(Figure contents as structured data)

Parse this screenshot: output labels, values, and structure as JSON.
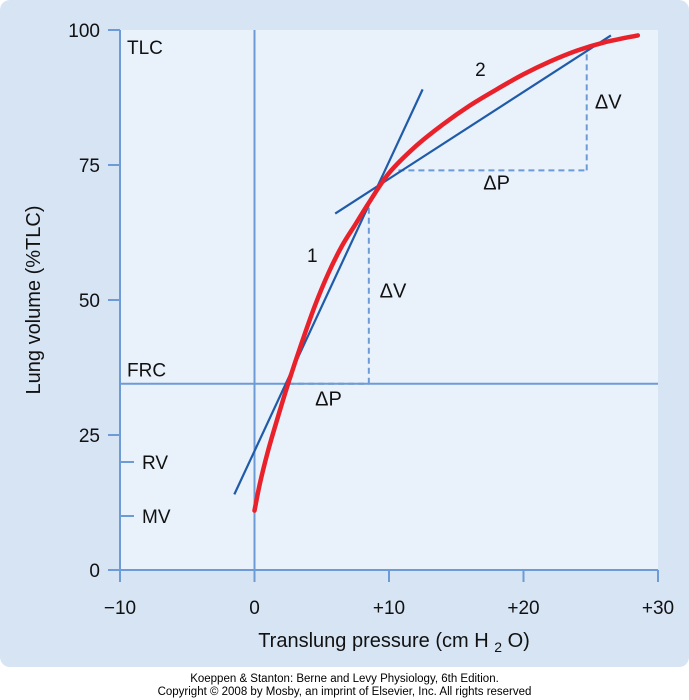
{
  "colors": {
    "panel_bg": "#d6e4f4",
    "plot_bg": "#e9f1fa",
    "grid_line": "#6d9bd6",
    "tangent_line": "#1f5ba8",
    "curve": "#e8212b",
    "text": "#111111"
  },
  "chart_data": {
    "type": "line",
    "xlabel_text": "Translung pressure (cm H",
    "xlabel_sub": "2",
    "xlabel_end": "O)",
    "ylabel": "Lung volume (%TLC)",
    "xlim": [
      -10,
      30
    ],
    "ylim": [
      0,
      100
    ],
    "x_ticks": [
      {
        "value": -10,
        "label": "−10"
      },
      {
        "value": 0,
        "label": "0"
      },
      {
        "value": 10,
        "label": "+10"
      },
      {
        "value": 20,
        "label": "+20"
      },
      {
        "value": 30,
        "label": "+30"
      }
    ],
    "y_ticks": [
      {
        "value": 0,
        "label": "0"
      },
      {
        "value": 25,
        "label": "25"
      },
      {
        "value": 50,
        "label": "50"
      },
      {
        "value": 75,
        "label": "75"
      },
      {
        "value": 100,
        "label": "100"
      }
    ],
    "reference_lines": {
      "zero_pressure_x": 0,
      "frc_y": 34.5
    },
    "level_labels": [
      {
        "label": "TLC",
        "y": 100
      },
      {
        "label": "FRC",
        "y": 34.5
      },
      {
        "label": "RV",
        "y": 20
      },
      {
        "label": "MV",
        "y": 10
      }
    ],
    "curve": {
      "x": [
        0,
        0.4,
        1,
        1.7,
        2.5,
        3.5,
        4.5,
        5.5,
        6.5,
        7.5,
        8.5,
        10,
        12,
        14,
        16,
        18,
        20,
        22,
        24,
        26,
        28.5
      ],
      "y": [
        11,
        16,
        22,
        28,
        34.5,
        42,
        49,
        55,
        60,
        64,
        68,
        73.5,
        78.5,
        82.5,
        86,
        89,
        91.8,
        94.2,
        96.2,
        97.7,
        99
      ]
    },
    "tangents": [
      {
        "label": "1",
        "x": [
          -1.5,
          12.5
        ],
        "y": [
          14,
          89
        ],
        "label_at": [
          4.3,
          57
        ]
      },
      {
        "label": "2",
        "x": [
          6,
          26.5
        ],
        "y": [
          66,
          99
        ],
        "label_at": [
          16.8,
          91.5
        ]
      }
    ],
    "deltas": [
      {
        "kind": "pressure",
        "label": "ΔP",
        "from": [
          2.5,
          34.5
        ],
        "to": [
          8.5,
          34.5
        ],
        "label_at": [
          5.5,
          30.5
        ]
      },
      {
        "kind": "volume",
        "label": "ΔV",
        "from": [
          8.5,
          34.5
        ],
        "to": [
          8.5,
          68
        ],
        "label_at": [
          10.3,
          50.5
        ]
      },
      {
        "kind": "pressure",
        "label": "ΔP",
        "from": [
          10.7,
          74
        ],
        "to": [
          24.7,
          74
        ],
        "label_at": [
          18,
          70.5
        ]
      },
      {
        "kind": "volume",
        "label": "ΔV",
        "from": [
          24.7,
          74
        ],
        "to": [
          24.7,
          96
        ],
        "label_at": [
          26.3,
          85.5
        ]
      }
    ]
  },
  "footer": {
    "line1": "Koeppen & Stanton: Berne and Levy Physiology, 6th Edition.",
    "line2": "Copyright © 2008 by Mosby, an imprint of Elsevier, Inc. All rights reserved"
  }
}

### Exercise brief
Make an exact copy of all the material, but keep the pictures out of it.

### Reply
Parse this screenshot: output labels, values, and structure as JSON.
{
  "colors": {
    "panel_bg": "#d6e4f4",
    "plot_bg": "#e9f1fa",
    "grid_line": "#6d9bd6",
    "tangent_line": "#1f5ba8",
    "curve": "#e8212b",
    "text": "#111111"
  },
  "chart_data": {
    "type": "line",
    "xlabel_text": "Translung pressure (cm H",
    "xlabel_sub": "2",
    "xlabel_end": "O)",
    "ylabel": "Lung volume (%TLC)",
    "xlim": [
      -10,
      30
    ],
    "ylim": [
      0,
      100
    ],
    "x_ticks": [
      {
        "value": -10,
        "label": "−10"
      },
      {
        "value": 0,
        "label": "0"
      },
      {
        "value": 10,
        "label": "+10"
      },
      {
        "value": 20,
        "label": "+20"
      },
      {
        "value": 30,
        "label": "+30"
      }
    ],
    "y_ticks": [
      {
        "value": 0,
        "label": "0"
      },
      {
        "value": 25,
        "label": "25"
      },
      {
        "value": 50,
        "label": "50"
      },
      {
        "value": 75,
        "label": "75"
      },
      {
        "value": 100,
        "label": "100"
      }
    ],
    "reference_lines": {
      "zero_pressure_x": 0,
      "frc_y": 34.5
    },
    "level_labels": [
      {
        "label": "TLC",
        "y": 100
      },
      {
        "label": "FRC",
        "y": 34.5
      },
      {
        "label": "RV",
        "y": 20
      },
      {
        "label": "MV",
        "y": 10
      }
    ],
    "curve": {
      "x": [
        0,
        0.4,
        1,
        1.7,
        2.5,
        3.5,
        4.5,
        5.5,
        6.5,
        7.5,
        8.5,
        10,
        12,
        14,
        16,
        18,
        20,
        22,
        24,
        26,
        28.5
      ],
      "y": [
        11,
        16,
        22,
        28,
        34.5,
        42,
        49,
        55,
        60,
        64,
        68,
        73.5,
        78.5,
        82.5,
        86,
        89,
        91.8,
        94.2,
        96.2,
        97.7,
        99
      ]
    },
    "tangents": [
      {
        "label": "1",
        "x": [
          -1.5,
          12.5
        ],
        "y": [
          14,
          89
        ],
        "label_at": [
          4.3,
          57
        ]
      },
      {
        "label": "2",
        "x": [
          6,
          26.5
        ],
        "y": [
          66,
          99
        ],
        "label_at": [
          16.8,
          91.5
        ]
      }
    ],
    "deltas": [
      {
        "kind": "pressure",
        "label": "ΔP",
        "from": [
          2.5,
          34.5
        ],
        "to": [
          8.5,
          34.5
        ],
        "label_at": [
          5.5,
          30.5
        ]
      },
      {
        "kind": "volume",
        "label": "ΔV",
        "from": [
          8.5,
          34.5
        ],
        "to": [
          8.5,
          68
        ],
        "label_at": [
          10.3,
          50.5
        ]
      },
      {
        "kind": "pressure",
        "label": "ΔP",
        "from": [
          10.7,
          74
        ],
        "to": [
          24.7,
          74
        ],
        "label_at": [
          18,
          70.5
        ]
      },
      {
        "kind": "volume",
        "label": "ΔV",
        "from": [
          24.7,
          74
        ],
        "to": [
          24.7,
          96
        ],
        "label_at": [
          26.3,
          85.5
        ]
      }
    ]
  },
  "footer": {
    "line1": "Koeppen & Stanton: Berne and Levy Physiology, 6th Edition.",
    "line2": "Copyright © 2008 by Mosby, an imprint of Elsevier, Inc. All rights reserved"
  }
}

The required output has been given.